* Start *

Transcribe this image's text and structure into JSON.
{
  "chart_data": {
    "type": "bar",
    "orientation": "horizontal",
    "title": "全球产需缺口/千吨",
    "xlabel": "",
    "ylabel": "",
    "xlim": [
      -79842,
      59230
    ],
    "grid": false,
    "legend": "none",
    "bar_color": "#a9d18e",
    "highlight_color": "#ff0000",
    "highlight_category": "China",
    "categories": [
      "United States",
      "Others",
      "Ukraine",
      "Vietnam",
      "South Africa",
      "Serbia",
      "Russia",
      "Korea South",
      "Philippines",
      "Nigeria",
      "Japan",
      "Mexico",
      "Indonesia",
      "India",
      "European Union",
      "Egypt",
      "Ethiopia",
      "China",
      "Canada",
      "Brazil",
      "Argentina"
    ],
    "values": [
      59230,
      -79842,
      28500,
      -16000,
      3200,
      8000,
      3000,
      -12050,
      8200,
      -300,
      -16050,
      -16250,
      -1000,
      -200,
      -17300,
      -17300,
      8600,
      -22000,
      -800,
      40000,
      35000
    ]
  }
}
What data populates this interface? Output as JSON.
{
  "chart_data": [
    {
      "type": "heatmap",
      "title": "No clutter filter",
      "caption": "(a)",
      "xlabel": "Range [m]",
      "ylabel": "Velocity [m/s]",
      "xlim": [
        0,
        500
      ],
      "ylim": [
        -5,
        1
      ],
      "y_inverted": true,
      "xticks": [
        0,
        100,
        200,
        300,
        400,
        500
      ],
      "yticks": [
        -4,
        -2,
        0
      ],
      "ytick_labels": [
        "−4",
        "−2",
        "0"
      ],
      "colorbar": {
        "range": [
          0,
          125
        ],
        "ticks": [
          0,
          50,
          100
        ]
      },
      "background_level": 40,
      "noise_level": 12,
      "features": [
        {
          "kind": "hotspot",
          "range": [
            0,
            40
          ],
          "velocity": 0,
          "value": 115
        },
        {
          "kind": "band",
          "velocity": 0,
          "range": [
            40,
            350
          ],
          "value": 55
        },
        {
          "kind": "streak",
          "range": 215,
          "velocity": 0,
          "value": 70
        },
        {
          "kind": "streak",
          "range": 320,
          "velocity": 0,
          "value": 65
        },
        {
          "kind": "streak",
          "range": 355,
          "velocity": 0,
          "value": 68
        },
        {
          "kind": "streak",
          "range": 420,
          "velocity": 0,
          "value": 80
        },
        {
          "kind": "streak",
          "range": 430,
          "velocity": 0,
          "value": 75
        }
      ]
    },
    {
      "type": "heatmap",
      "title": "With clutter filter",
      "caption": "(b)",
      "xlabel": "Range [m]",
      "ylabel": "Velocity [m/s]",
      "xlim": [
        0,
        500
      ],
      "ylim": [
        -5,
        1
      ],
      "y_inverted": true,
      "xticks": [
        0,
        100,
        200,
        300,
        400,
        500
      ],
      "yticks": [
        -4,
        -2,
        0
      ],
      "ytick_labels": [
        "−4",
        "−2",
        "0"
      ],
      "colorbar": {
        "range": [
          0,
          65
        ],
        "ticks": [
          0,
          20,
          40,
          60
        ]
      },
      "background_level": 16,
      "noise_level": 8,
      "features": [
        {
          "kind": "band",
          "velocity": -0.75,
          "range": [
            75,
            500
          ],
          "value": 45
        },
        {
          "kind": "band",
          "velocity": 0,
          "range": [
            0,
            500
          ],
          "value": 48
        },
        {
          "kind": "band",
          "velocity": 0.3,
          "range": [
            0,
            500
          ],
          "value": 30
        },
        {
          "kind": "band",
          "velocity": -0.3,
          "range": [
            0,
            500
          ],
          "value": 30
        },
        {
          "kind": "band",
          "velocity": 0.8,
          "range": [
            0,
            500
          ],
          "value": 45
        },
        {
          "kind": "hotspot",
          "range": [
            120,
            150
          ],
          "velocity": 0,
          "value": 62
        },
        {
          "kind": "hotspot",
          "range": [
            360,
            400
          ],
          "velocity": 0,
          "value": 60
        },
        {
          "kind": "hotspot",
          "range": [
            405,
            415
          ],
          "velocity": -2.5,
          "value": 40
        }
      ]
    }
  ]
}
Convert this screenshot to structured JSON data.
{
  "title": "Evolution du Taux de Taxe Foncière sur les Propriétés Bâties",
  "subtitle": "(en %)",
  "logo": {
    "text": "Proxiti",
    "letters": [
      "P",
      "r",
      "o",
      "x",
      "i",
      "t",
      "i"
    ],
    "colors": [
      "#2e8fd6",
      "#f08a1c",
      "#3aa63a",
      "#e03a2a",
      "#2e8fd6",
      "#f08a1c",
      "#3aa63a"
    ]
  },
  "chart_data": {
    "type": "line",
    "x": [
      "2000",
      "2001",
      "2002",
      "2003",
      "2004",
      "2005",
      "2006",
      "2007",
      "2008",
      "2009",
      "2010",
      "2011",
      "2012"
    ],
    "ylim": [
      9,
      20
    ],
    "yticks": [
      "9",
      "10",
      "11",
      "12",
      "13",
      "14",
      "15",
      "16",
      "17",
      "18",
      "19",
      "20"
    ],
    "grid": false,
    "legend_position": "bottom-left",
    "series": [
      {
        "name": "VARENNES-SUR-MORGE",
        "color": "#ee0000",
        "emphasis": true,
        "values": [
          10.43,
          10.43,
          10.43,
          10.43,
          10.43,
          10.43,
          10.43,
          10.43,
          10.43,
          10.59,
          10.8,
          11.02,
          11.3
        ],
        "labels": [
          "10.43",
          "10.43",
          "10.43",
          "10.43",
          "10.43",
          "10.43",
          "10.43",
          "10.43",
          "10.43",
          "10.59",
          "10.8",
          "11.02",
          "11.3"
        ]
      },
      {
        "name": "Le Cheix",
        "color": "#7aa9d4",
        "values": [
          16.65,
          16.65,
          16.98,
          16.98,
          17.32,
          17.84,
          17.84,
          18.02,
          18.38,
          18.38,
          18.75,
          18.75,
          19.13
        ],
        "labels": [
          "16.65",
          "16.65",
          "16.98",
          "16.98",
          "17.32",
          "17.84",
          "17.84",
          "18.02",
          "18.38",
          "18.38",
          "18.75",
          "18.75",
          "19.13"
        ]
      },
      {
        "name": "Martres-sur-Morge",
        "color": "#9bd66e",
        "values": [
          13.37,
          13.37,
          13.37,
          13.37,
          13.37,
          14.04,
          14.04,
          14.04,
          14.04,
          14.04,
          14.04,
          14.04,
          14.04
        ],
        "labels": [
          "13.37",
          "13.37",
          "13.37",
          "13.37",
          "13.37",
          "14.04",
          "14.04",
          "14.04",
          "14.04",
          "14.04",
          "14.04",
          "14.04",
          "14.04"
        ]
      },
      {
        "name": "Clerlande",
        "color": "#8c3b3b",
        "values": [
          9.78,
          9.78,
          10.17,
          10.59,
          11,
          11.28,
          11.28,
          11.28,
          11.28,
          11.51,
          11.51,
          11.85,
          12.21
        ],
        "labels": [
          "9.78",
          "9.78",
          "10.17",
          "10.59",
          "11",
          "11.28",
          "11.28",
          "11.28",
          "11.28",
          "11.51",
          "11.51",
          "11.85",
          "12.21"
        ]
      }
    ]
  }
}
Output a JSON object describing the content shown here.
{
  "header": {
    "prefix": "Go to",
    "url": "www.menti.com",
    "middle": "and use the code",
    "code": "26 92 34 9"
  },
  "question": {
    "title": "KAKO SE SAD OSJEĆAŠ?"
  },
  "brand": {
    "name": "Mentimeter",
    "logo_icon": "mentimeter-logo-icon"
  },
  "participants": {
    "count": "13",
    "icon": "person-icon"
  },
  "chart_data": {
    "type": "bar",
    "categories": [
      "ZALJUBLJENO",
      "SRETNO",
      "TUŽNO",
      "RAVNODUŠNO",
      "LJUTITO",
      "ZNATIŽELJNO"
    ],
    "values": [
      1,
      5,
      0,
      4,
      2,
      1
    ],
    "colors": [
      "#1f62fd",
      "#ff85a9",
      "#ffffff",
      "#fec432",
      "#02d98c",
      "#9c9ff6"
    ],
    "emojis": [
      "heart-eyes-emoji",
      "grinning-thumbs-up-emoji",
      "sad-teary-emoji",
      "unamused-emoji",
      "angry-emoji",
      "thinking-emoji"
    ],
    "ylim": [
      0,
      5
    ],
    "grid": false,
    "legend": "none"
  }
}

* End *

= Task to complete =
Using the material above, copy every line in which the string "Output" occurs.

= Task solution =
What data populates this interface? Output as JSON.
Output a JSON object describing the content shown here.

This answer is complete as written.